■ WHAT IS NEEDED ■
In full and without deviation, write out the entries that follow.

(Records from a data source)
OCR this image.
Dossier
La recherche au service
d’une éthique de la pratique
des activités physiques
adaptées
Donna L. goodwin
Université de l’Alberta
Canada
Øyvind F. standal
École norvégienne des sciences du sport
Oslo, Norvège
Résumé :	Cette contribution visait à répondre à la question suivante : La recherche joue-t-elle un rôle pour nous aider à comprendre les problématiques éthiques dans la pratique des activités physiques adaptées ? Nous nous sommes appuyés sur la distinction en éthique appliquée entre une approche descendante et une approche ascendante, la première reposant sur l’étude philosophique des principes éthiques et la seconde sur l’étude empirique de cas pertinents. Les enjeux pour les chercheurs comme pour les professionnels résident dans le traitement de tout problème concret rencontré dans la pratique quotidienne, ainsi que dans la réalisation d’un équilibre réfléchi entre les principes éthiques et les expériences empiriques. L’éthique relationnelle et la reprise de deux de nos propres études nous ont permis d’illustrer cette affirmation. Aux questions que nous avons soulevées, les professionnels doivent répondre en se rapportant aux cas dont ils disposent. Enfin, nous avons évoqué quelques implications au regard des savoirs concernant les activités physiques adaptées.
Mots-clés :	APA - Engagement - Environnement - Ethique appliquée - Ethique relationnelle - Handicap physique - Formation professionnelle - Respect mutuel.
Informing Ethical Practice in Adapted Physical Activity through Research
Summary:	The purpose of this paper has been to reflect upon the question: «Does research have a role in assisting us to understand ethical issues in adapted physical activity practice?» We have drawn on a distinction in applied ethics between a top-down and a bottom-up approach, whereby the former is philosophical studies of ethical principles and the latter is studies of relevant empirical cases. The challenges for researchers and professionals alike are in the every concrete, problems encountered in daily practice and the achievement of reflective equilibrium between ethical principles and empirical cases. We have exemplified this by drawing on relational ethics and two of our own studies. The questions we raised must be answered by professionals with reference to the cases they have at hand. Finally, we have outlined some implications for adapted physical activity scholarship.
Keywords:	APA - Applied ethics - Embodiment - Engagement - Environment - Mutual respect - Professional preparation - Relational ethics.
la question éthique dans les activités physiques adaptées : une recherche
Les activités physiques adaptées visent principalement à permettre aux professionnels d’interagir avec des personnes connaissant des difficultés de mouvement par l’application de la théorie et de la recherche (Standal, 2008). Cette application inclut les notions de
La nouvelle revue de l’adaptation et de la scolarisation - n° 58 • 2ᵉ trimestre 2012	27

■ TASK RESPONSE ■
OCR this image.
Dossier
La recherche au service
d’une éthique de la pratique
des activités physiques
adaptées
Donna L. goodwin
Université de l’Alberta
Canada
Øyvind F. standal
École norvégienne des sciences du sport
Oslo, Norvège
Résumé :	Cette contribution visait à répondre à la question suivante : La recherche joue-t-elle un rôle pour nous aider à comprendre les problématiques éthiques dans la pratique des activités physiques adaptées ? Nous nous sommes appuyés sur la distinction en éthique appliquée entre une approche descendante et une approche ascendante, la première reposant sur l’étude philosophique des principes éthiques et la seconde sur l’étude empirique de cas pertinents. Les enjeux pour les chercheurs comme pour les professionnels résident dans le traitement de tout problème concret rencontré dans la pratique quotidienne, ainsi que dans la réalisation d’un équilibre réfléchi entre les principes éthiques et les expériences empiriques. L’éthique relationnelle et la reprise de deux de nos propres études nous ont permis d’illustrer cette affirmation. Aux questions que nous avons soulevées, les professionnels doivent répondre en se rapportant aux cas dont ils disposent. Enfin, nous avons évoqué quelques implications au regard des savoirs concernant les activités physiques adaptées.
Mots-clés :	APA - Engagement - Environnement - Ethique appliquée - Ethique relationnelle - Handicap physique - Formation professionnelle - Respect mutuel.
Informing Ethical Practice in Adapted Physical Activity through Research
Summary:	The purpose of this paper has been to reflect upon the question: «Does research have a role in assisting us to understand ethical issues in adapted physical activity practice?» We have drawn on a distinction in applied ethics between a top-down and a bottom-up approach, whereby the former is philosophical studies of ethical principles and the latter is studies of relevant empirical cases. The challenges for researchers and professionals alike are in the every concrete, problems encountered in daily practice and the achievement of reflective equilibrium between ethical principles and empirical cases. We have exemplified this by drawing on relational ethics and two of our own studies. The questions we raised must be answered by professionals with reference to the cases they have at hand. Finally, we have outlined some implications for adapted physical activity scholarship.
Keywords:	APA - Applied ethics - Embodiment - Engagement - Environment - Mutual respect - Professional preparation - Relational ethics.
la question éthique dans les activités physiques adaptées : une recherche
Les activités physiques adaptées visent principalement à permettre aux professionnels d’interagir avec des personnes connaissant des difficultés de mouvement par l’application de la théorie et de la recherche (Standal, 2008). Cette application inclut les notions de
La nouvelle revue de l’adaptation et de la scolarisation - n° 58 • 2ᵉ trimestre 2012	27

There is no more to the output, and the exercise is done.